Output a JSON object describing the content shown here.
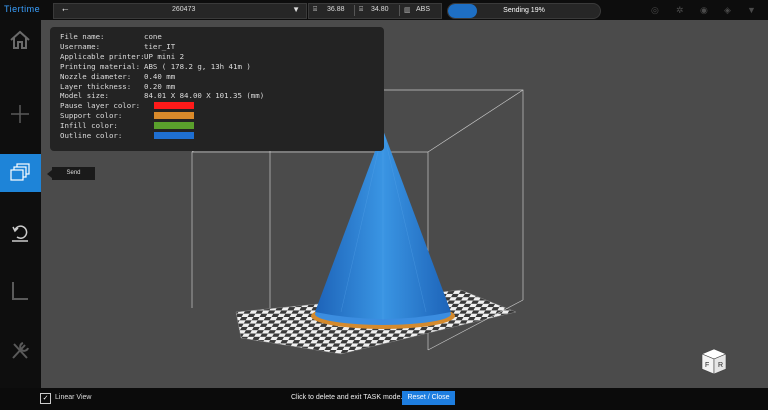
{
  "topbar": {
    "brand": "Tiertime",
    "device": "260473",
    "nozzle_temp": "36.88",
    "bed_temp": "34.80",
    "material": "ABS",
    "progress_label": "Sending 19%",
    "progress_fraction": 0.19
  },
  "tooltip": "Send",
  "info": {
    "rows": [
      {
        "label": "File name:",
        "value": "cone"
      },
      {
        "label": "Username:",
        "value": "tier_IT"
      },
      {
        "label": "Applicable printer:",
        "value": "UP mini 2"
      },
      {
        "label": "Printing material:",
        "value": "ABS ( 178.2 g,  13h 41m )"
      },
      {
        "label": "Nozzle diameter:",
        "value": "0.40     mm"
      },
      {
        "label": "Layer thickness:",
        "value": "0.20     mm"
      },
      {
        "label": "Model size:",
        "value": "84.01    X 84.00    X 101.35    (mm)"
      },
      {
        "label": "Pause layer color:",
        "value": ""
      },
      {
        "label": "Support color:",
        "value": ""
      },
      {
        "label": "Infill color:",
        "value": ""
      },
      {
        "label": "Outline color:",
        "value": ""
      }
    ],
    "colors": {
      "pause_layer": "#ff1a1a",
      "support": "#d98a2b",
      "infill": "#5aa02c",
      "outline": "#1f6fd1"
    }
  },
  "bottom": {
    "linear_view_label": "Linear View",
    "linear_view_checked": true,
    "hint": "Click to delete and exit TASK mode.",
    "reset_label": "Reset / Close"
  },
  "cube": {
    "front": "F",
    "right": "R"
  },
  "colors": {
    "accent": "#1e84d8",
    "model": "#2f86d8"
  }
}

────────────────────

_Task to carry out_
Retype everything in the material word for word, minus pictures.

_Complete answer_
Output a JSON object describing the content shown here.
{
  "topbar": {
    "brand": "Tiertime",
    "device": "260473",
    "nozzle_temp": "36.88",
    "bed_temp": "34.80",
    "material": "ABS",
    "progress_label": "Sending 19%",
    "progress_fraction": 0.19
  },
  "tooltip": "Send",
  "info": {
    "rows": [
      {
        "label": "File name:",
        "value": "cone"
      },
      {
        "label": "Username:",
        "value": "tier_IT"
      },
      {
        "label": "Applicable printer:",
        "value": "UP mini 2"
      },
      {
        "label": "Printing material:",
        "value": "ABS ( 178.2 g,  13h 41m )"
      },
      {
        "label": "Nozzle diameter:",
        "value": "0.40     mm"
      },
      {
        "label": "Layer thickness:",
        "value": "0.20     mm"
      },
      {
        "label": "Model size:",
        "value": "84.01    X 84.00    X 101.35    (mm)"
      },
      {
        "label": "Pause layer color:",
        "value": ""
      },
      {
        "label": "Support color:",
        "value": ""
      },
      {
        "label": "Infill color:",
        "value": ""
      },
      {
        "label": "Outline color:",
        "value": ""
      }
    ],
    "colors": {
      "pause_layer": "#ff1a1a",
      "support": "#d98a2b",
      "infill": "#5aa02c",
      "outline": "#1f6fd1"
    }
  },
  "bottom": {
    "linear_view_label": "Linear View",
    "linear_view_checked": true,
    "hint": "Click to delete and exit TASK mode.",
    "reset_label": "Reset / Close"
  },
  "cube": {
    "front": "F",
    "right": "R"
  },
  "colors": {
    "accent": "#1e84d8",
    "model": "#2f86d8"
  }
}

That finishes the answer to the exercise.